=== Information given ===

-.-.-

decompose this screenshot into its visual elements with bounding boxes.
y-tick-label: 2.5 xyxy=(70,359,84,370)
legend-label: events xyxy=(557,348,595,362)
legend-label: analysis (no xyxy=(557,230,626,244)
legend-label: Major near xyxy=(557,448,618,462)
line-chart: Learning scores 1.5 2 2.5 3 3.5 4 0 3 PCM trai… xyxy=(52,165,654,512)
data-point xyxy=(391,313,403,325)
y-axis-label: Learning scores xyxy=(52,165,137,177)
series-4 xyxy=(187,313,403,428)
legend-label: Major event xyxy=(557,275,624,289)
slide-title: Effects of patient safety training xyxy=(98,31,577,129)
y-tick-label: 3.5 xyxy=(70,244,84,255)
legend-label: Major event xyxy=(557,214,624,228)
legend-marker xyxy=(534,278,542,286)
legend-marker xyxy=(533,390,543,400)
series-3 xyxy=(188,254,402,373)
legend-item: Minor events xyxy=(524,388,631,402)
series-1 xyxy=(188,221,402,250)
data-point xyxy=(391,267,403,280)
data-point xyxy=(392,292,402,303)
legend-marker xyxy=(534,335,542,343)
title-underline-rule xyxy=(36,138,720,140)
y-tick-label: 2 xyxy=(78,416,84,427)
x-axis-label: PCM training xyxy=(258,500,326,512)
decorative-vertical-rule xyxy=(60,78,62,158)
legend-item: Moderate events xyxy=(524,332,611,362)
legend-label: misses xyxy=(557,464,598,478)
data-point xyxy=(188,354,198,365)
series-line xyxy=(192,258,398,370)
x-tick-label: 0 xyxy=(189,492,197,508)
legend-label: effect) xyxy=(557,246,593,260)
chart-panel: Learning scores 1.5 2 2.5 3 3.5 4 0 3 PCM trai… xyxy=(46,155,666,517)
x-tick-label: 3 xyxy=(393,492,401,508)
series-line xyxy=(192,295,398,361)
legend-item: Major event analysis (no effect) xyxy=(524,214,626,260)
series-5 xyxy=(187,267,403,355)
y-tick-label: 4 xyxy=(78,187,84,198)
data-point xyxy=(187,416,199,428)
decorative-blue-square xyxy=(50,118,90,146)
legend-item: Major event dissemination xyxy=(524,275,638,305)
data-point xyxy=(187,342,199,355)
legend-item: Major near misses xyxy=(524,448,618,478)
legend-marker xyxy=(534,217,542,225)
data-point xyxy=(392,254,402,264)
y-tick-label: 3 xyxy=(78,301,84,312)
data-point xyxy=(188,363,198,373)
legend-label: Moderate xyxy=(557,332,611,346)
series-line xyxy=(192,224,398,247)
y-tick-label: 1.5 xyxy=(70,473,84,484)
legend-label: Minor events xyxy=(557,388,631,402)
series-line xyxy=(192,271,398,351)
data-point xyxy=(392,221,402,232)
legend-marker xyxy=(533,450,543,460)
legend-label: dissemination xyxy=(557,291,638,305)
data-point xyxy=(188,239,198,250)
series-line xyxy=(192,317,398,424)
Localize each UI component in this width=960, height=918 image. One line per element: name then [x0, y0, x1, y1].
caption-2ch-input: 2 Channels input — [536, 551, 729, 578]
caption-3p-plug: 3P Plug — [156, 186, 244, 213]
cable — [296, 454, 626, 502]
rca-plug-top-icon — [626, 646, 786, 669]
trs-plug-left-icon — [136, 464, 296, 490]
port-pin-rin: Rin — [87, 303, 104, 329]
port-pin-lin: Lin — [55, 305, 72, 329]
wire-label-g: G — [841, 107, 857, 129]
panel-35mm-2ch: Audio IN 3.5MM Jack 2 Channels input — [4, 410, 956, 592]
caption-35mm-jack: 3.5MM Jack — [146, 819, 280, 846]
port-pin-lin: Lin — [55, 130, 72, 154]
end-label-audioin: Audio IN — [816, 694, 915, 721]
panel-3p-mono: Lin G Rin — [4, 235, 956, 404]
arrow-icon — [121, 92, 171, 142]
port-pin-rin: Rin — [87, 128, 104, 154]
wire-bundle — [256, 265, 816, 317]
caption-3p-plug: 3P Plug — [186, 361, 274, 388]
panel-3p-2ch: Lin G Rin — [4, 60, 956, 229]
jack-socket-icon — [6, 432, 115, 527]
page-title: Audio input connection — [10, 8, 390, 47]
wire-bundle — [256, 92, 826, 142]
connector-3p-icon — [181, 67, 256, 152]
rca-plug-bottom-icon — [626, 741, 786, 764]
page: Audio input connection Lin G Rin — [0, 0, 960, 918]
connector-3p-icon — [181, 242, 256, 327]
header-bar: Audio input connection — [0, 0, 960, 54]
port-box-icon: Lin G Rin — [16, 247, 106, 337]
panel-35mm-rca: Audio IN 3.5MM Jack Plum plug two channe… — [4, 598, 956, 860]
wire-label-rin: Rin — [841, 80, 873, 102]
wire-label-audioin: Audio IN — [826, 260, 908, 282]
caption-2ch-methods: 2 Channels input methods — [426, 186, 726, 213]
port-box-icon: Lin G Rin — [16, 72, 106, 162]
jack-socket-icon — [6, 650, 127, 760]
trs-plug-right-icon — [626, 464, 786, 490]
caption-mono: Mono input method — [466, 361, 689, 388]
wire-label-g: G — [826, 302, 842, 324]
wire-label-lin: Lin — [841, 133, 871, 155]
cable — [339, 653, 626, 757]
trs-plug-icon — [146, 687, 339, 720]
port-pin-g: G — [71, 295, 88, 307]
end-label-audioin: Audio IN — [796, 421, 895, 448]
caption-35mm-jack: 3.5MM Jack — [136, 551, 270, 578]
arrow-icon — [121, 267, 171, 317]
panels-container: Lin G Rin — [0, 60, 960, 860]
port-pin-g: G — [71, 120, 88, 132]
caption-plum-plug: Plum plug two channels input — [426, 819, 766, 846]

-.-.-

=== Instruction ===
Render everything from the start of the items down to the line containing "legend-label: misses xyxy=(557,464,598,478)", including both ends, as a numbered list, and leave out any blank lines.

=== Reply to the exercise ===
1. decompose this screenshot into its visual elements with bounding boxes.
2. y-tick-label: 2.5 xyxy=(70,359,84,370)
3. legend-label: events xyxy=(557,348,595,362)
4. legend-label: analysis (no xyxy=(557,230,626,244)
5. legend-label: Major near xyxy=(557,448,618,462)
6. line-chart: Learning scores 1.5 2 2.5 3 3.5 4 0 3 PCM trai… xyxy=(52,165,654,512)
7. data-point xyxy=(391,313,403,325)
8. y-axis-label: Learning scores xyxy=(52,165,137,177)
9. series-4 xyxy=(187,313,403,428)
10. legend-label: Major event xyxy=(557,275,624,289)
11. slide-title: Effects of patient safety training xyxy=(98,31,577,129)
12. y-tick-label: 3.5 xyxy=(70,244,84,255)
13. legend-label: Major event xyxy=(557,214,624,228)
14. legend-marker xyxy=(534,278,542,286)
15. legend-marker xyxy=(533,390,543,400)
16. series-3 xyxy=(188,254,402,373)
17. legend-item: Minor events xyxy=(524,388,631,402)
18. series-1 xyxy=(188,221,402,250)
19. data-point xyxy=(391,267,403,280)
20. data-point xyxy=(392,292,402,303)
21. legend-marker xyxy=(534,335,542,343)
22. title-underline-rule xyxy=(36,138,720,140)
23. y-tick-label: 2 xyxy=(78,416,84,427)
24. x-axis-label: PCM training xyxy=(258,500,326,512)
25. decorative-vertical-rule xyxy=(60,78,62,158)
26. legend-item: Moderate events xyxy=(524,332,611,362)
27. legend-label: misses xyxy=(557,464,598,478)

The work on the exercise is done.